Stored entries

-----

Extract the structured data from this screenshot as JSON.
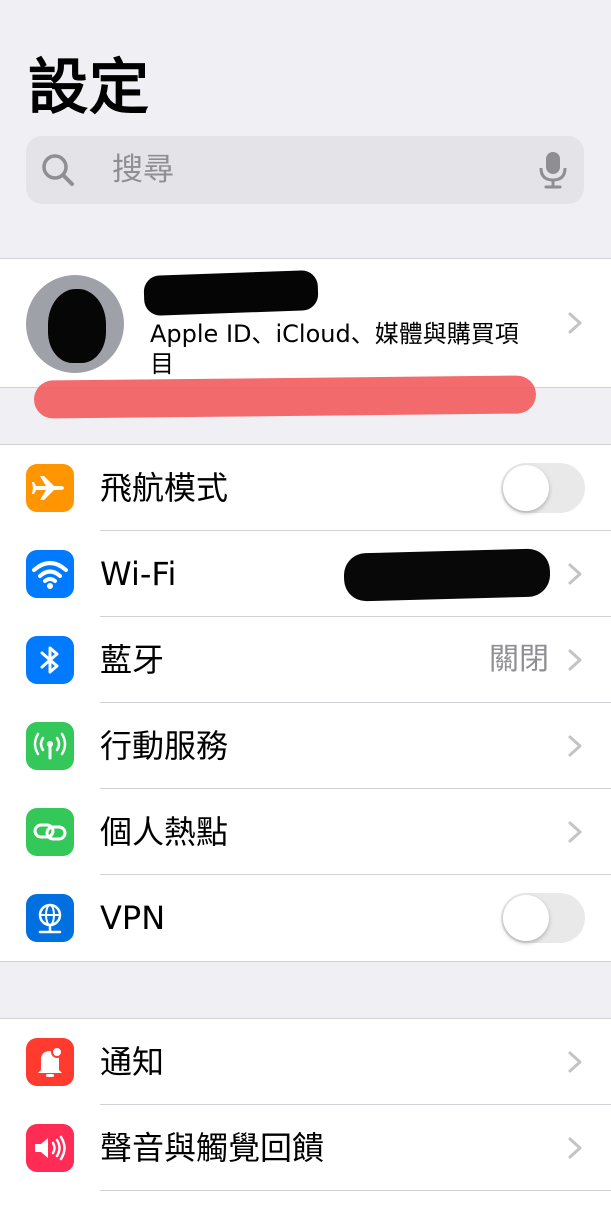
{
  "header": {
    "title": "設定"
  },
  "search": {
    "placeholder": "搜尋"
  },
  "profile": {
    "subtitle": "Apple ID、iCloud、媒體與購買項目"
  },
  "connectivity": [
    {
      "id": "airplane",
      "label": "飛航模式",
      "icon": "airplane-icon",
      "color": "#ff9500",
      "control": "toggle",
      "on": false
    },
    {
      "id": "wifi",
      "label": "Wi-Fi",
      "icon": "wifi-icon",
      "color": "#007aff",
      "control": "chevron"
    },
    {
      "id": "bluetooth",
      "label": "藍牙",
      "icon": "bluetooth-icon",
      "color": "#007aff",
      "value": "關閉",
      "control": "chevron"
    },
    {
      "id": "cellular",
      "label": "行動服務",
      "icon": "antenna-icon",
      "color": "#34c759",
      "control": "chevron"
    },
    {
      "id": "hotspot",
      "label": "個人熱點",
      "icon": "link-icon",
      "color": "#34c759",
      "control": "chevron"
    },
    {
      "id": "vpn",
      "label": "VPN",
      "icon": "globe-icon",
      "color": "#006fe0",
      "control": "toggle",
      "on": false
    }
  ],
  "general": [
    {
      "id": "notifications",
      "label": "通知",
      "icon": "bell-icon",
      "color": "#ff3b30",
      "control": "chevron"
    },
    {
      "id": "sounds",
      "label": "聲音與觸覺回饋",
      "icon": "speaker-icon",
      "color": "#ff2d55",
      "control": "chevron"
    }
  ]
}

-----

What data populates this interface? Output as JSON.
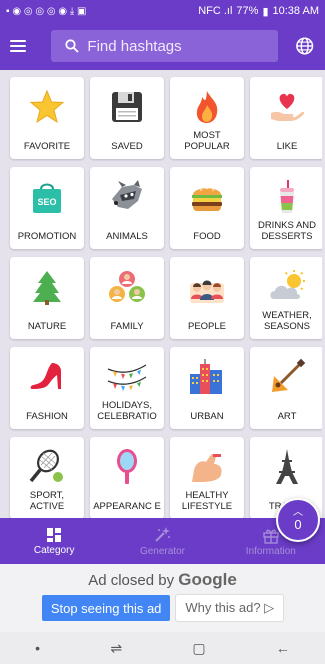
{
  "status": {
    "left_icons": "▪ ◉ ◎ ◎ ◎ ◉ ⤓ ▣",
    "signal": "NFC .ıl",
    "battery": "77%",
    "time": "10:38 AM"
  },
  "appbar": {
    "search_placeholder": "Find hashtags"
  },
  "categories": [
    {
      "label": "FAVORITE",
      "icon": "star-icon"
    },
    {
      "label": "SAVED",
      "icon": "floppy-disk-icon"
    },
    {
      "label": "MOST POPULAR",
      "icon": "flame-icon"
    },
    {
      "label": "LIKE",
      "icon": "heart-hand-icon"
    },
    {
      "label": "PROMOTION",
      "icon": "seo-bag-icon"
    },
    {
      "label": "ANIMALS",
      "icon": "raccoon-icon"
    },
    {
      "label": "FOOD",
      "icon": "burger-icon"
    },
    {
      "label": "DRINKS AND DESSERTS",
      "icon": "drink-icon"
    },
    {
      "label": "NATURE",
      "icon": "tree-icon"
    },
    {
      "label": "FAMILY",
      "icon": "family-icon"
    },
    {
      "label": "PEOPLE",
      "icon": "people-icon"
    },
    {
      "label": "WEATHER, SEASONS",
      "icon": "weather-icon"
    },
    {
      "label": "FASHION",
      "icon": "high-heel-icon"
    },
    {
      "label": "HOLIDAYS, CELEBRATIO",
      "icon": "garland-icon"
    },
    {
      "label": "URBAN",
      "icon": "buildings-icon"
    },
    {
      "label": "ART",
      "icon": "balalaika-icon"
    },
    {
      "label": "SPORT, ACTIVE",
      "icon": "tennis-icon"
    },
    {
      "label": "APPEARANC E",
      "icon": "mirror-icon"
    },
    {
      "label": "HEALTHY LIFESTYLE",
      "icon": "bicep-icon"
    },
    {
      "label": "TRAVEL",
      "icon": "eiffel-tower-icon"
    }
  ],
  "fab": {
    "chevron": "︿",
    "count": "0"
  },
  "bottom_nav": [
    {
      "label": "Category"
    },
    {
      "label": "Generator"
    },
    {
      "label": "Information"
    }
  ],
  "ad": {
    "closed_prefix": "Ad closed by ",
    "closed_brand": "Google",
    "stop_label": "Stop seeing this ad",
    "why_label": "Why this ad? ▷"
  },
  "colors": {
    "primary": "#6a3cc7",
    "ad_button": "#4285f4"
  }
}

-----

▸ **Aim of the task**
Search the entries for the word "this" and copy every line that has it.

▸ **Finished task**
Extract the structured data from this screenshot as JSON.
What data populates this interface? Output as JSON.
    "stop_label": "Stop seeing this ad",
    "why_label": "Why this ad? ▷"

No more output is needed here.